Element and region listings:
--- start ---

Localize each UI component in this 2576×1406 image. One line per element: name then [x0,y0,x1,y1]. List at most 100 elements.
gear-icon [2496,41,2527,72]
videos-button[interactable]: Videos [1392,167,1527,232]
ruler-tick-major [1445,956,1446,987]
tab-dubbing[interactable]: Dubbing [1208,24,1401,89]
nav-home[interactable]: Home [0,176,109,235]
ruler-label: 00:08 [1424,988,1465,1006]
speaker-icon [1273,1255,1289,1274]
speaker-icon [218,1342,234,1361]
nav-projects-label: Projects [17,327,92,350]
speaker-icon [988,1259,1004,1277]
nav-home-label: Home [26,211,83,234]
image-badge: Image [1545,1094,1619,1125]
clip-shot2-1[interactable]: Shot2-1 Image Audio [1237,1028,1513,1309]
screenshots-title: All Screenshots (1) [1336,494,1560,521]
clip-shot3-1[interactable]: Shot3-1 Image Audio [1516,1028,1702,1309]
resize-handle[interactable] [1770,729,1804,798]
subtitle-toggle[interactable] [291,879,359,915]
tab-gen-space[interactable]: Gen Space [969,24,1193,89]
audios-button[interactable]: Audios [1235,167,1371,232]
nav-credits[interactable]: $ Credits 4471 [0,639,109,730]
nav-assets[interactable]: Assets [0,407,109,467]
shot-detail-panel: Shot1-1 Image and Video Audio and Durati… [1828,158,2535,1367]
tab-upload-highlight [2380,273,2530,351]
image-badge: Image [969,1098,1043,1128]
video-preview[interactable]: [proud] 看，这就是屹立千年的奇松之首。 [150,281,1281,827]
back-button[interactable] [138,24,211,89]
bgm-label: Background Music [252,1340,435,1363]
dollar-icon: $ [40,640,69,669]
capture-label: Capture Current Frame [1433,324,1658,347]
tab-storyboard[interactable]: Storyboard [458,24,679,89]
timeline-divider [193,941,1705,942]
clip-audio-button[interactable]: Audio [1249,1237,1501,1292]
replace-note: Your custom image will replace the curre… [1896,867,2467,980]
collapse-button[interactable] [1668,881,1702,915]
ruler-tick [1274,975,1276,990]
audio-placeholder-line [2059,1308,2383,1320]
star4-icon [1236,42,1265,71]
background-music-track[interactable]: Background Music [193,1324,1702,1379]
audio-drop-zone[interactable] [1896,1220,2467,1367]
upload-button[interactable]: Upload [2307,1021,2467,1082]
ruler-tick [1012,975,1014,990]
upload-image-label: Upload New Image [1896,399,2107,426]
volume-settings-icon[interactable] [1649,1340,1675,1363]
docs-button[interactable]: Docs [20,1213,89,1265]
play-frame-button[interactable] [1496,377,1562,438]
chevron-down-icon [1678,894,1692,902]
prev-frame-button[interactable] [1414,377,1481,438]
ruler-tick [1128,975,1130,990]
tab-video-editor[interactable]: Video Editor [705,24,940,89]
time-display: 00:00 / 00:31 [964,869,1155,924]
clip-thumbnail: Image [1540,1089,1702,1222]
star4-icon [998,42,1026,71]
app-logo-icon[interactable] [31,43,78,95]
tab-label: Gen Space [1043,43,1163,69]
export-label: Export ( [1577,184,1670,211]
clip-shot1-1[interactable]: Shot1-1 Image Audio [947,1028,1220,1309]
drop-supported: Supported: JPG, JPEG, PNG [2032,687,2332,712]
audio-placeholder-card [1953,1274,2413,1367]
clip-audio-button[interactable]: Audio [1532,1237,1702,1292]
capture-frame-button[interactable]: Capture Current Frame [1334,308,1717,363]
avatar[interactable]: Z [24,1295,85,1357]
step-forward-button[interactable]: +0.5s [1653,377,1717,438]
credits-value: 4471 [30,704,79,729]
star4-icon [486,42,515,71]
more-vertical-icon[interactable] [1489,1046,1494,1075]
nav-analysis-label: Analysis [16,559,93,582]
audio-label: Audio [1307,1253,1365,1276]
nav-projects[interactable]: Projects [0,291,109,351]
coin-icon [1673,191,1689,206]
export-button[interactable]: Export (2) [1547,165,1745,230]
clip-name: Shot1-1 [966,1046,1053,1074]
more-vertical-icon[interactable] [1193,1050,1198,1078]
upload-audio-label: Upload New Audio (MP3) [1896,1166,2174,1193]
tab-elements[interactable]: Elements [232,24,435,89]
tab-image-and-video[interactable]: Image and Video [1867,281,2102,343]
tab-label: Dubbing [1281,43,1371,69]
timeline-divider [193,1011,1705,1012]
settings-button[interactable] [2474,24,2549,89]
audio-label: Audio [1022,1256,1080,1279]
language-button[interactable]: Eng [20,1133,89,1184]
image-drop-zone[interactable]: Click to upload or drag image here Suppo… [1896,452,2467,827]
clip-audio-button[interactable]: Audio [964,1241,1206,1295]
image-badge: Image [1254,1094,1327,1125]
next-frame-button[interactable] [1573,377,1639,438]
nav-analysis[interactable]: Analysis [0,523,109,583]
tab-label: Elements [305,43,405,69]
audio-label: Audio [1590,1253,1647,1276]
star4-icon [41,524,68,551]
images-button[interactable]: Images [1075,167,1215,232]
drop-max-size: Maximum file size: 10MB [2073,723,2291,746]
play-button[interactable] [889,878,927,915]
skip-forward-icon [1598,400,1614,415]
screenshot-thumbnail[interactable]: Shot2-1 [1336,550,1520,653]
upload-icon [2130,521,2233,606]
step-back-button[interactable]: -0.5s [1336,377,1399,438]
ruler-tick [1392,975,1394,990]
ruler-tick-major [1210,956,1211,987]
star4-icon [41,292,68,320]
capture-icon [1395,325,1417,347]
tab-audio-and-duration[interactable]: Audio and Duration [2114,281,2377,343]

--- end ---

Task goal: Locate each line in the data above that contains the word "Projects", and copy those lines.

Exercise result:
nav-projects-label: Projects [17,327,92,350]
nav-projects[interactable]: Projects [0,291,109,351]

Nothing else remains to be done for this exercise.